• _PROBLEM STATEMENT_: Copy out each line containing "Федерации" from the entries below.
-- Start of DATA IN THIS EXERCISE --
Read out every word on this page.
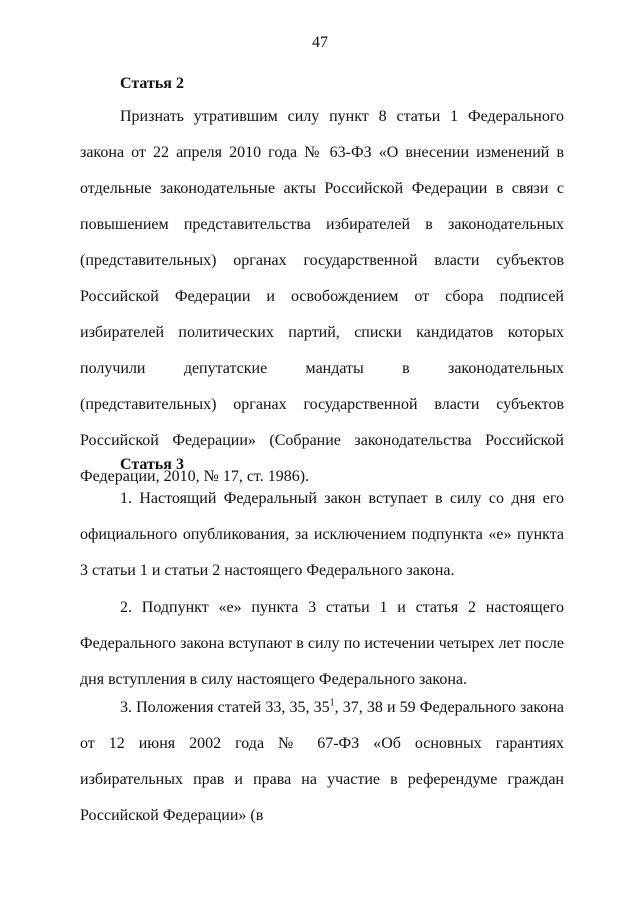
47
Статья 2
Признать утратившим силу пункт 8 статьи 1 Федерального закона от 22 апреля 2010 года № 63-ФЗ «О внесении изменений в отдельные законодательные акты Российской Федерации в связи с повышением представительства избирателей в законодательных (представительных) органах государственной власти субъектов Российской Федерации и освобождением от сбора подписей избирателей политических партий, списки кандидатов которых получили депутатские мандаты в законодательных (представительных) органах государственной власти субъектов Российской Федерации» (Собрание законодательства Российской Федерации, 2010, № 17, ст. 1986).
Статья 3
1. Настоящий Федеральный закон вступает в силу со дня его официального опубликования, за исключением подпункта «е» пункта 3 статьи 1 и статьи 2 настоящего Федерального закона.
2. Подпункт «е» пункта 3 статьи 1 и статья 2 настоящего Федерального закона вступают в силу по истечении четырех лет после дня вступления в силу настоящего Федерального закона.
3. Положения статей 33, 35, $35^1$, 37, 38 и 59 Федерального закона от 12 июня 2002 года № 67-ФЗ «Об основных гарантиях избирательных прав и права на участие в референдуме граждан Российской Федерации» (в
-- End of DATA IN THIS EXERCISE --
• _RESPONSE_:
Признать утратившим силу пункт 8 статьи 1 Федерального закона от 22 апреля 2010 года № 63-ФЗ «О внесении изменений в отдельные законодательные акты Российской Федерации в связи с повышением представительства избирателей в законодательных (представительных) органах государственной власти субъектов Российской Федерации и освобождением от сбора подписей избирателей политических партий, списки кандидатов которых получили депутатские мандаты в законодательных (представительных) органах государственной власти субъектов Российской Федерации» (Собрание законодательства Российской Федерации, 2010, № 17, ст. 1986).
3. Положения статей 33, 35, $35^1$, 37, 38 и 59 Федерального закона от 12 июня 2002 года № 67-ФЗ «Об основных гарантиях избирательных прав и права на участие в референдуме граждан Российской Федерации» (в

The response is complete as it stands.